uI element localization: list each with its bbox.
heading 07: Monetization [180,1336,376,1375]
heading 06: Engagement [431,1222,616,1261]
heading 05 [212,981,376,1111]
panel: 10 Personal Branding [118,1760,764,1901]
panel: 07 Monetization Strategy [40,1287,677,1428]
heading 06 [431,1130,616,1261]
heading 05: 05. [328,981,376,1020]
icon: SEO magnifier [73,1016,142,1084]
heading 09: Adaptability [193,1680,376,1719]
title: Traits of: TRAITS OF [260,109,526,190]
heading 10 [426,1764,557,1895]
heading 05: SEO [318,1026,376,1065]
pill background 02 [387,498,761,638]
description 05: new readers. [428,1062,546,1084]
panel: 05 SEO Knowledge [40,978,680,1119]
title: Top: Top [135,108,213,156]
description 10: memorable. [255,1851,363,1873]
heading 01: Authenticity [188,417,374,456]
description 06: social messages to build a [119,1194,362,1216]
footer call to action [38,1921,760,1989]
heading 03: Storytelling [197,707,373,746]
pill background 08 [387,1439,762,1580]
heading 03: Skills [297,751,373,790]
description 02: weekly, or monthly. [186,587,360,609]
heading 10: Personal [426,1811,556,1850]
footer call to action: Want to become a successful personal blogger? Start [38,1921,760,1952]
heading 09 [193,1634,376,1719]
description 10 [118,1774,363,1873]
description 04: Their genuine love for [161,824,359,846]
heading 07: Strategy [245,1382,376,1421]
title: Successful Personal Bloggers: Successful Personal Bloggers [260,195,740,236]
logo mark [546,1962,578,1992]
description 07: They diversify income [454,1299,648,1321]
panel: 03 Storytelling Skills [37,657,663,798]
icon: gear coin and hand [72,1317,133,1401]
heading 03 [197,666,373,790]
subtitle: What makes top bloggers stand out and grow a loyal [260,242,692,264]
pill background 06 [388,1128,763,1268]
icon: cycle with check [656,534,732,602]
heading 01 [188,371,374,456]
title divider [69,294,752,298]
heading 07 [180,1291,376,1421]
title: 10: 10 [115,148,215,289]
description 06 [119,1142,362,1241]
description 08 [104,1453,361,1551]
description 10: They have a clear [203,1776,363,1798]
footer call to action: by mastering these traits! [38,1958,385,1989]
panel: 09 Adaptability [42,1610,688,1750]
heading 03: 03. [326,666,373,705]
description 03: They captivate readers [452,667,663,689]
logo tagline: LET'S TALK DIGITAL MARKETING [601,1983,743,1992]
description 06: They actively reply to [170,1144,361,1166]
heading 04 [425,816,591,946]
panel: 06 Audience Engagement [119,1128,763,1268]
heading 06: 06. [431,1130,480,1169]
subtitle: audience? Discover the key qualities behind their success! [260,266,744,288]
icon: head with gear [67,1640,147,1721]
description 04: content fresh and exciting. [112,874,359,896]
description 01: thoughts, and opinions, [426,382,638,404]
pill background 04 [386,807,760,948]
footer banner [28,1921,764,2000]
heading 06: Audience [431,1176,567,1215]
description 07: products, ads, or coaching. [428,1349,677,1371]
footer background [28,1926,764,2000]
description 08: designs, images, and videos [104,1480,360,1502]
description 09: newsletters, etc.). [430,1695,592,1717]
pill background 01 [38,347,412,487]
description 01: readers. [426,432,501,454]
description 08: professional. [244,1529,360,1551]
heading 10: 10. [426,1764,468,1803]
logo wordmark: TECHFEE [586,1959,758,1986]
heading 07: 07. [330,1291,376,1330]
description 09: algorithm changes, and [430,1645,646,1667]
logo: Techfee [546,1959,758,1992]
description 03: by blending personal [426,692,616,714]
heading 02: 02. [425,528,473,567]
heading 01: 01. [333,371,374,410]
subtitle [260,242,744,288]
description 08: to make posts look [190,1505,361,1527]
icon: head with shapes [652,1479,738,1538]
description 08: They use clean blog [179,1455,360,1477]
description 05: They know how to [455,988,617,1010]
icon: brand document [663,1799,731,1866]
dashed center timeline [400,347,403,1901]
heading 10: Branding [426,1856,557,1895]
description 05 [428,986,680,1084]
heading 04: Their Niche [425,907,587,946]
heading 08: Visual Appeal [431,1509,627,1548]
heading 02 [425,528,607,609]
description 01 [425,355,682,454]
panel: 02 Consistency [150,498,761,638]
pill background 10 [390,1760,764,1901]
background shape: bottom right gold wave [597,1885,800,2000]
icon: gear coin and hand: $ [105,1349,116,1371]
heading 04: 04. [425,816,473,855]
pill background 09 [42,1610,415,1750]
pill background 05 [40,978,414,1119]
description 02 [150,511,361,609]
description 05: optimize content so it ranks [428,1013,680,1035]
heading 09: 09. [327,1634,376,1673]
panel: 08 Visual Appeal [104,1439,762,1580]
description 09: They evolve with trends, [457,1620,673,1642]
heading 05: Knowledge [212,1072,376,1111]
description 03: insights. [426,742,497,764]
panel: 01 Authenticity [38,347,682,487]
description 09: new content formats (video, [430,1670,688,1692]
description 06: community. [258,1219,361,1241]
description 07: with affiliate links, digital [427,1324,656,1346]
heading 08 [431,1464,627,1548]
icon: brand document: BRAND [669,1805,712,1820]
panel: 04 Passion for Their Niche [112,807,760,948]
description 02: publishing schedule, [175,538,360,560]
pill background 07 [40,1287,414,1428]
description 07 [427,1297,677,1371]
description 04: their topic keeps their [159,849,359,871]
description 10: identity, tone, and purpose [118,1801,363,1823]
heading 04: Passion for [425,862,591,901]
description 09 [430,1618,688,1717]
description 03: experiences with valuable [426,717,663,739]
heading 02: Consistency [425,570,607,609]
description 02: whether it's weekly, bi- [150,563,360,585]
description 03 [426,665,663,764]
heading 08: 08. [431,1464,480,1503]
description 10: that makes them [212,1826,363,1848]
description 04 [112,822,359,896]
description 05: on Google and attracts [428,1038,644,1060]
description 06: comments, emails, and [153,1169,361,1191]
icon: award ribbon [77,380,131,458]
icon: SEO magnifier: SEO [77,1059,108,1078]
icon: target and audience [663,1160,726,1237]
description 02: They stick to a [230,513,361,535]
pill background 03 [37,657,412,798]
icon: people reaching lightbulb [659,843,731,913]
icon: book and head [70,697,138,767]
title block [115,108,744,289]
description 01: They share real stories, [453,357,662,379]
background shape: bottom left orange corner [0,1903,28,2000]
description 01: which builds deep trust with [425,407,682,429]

---------------

Write out the records unchanged, from the first line up to and including the line with "description 08 [104,1453,361,1551]".

Response.
uI element localization: list each with its bbox.
heading 07: Monetization [180,1336,376,1375]
heading 06: Engagement [431,1222,616,1261]
heading 05 [212,981,376,1111]
panel: 10 Personal Branding [118,1760,764,1901]
panel: 07 Monetization Strategy [40,1287,677,1428]
heading 06 [431,1130,616,1261]
heading 05: 05. [328,981,376,1020]
icon: SEO magnifier [73,1016,142,1084]
heading 09: Adaptability [193,1680,376,1719]
title: Traits of: TRAITS OF [260,109,526,190]
heading 10 [426,1764,557,1895]
heading 05: SEO [318,1026,376,1065]
pill background 02 [387,498,761,638]
description 05: new readers. [428,1062,546,1084]
panel: 05 SEO Knowledge [40,978,680,1119]
title: Top: Top [135,108,213,156]
description 10: memorable. [255,1851,363,1873]
heading 01: Authenticity [188,417,374,456]
description 06: social messages to build a [119,1194,362,1216]
footer call to action [38,1921,760,1989]
heading 03: Storytelling [197,707,373,746]
pill background 08 [387,1439,762,1580]
heading 03: Skills [297,751,373,790]
description 02: weekly, or monthly. [186,587,360,609]
heading 10: Personal [426,1811,556,1850]
footer call to action: Want to become a successful personal blogger? Start [38,1921,760,1952]
heading 09 [193,1634,376,1719]
description 10 [118,1774,363,1873]
description 04: Their genuine love for [161,824,359,846]
heading 07: Strategy [245,1382,376,1421]
title: Successful Personal Bloggers: Successful Personal Bloggers [260,195,740,236]
logo mark [546,1962,578,1992]
description 07: They diversify income [454,1299,648,1321]
panel: 03 Storytelling Skills [37,657,663,798]
icon: gear coin and hand [72,1317,133,1401]
heading 03 [197,666,373,790]
subtitle: What makes top bloggers stand out and grow a loyal [260,242,692,264]
pill background 06 [388,1128,763,1268]
icon: cycle with check [656,534,732,602]
heading 01 [188,371,374,456]
title divider [69,294,752,298]
heading 07 [180,1291,376,1421]
title: 10: 10 [115,148,215,289]
description 06 [119,1142,362,1241]
description 08 [104,1453,361,1551]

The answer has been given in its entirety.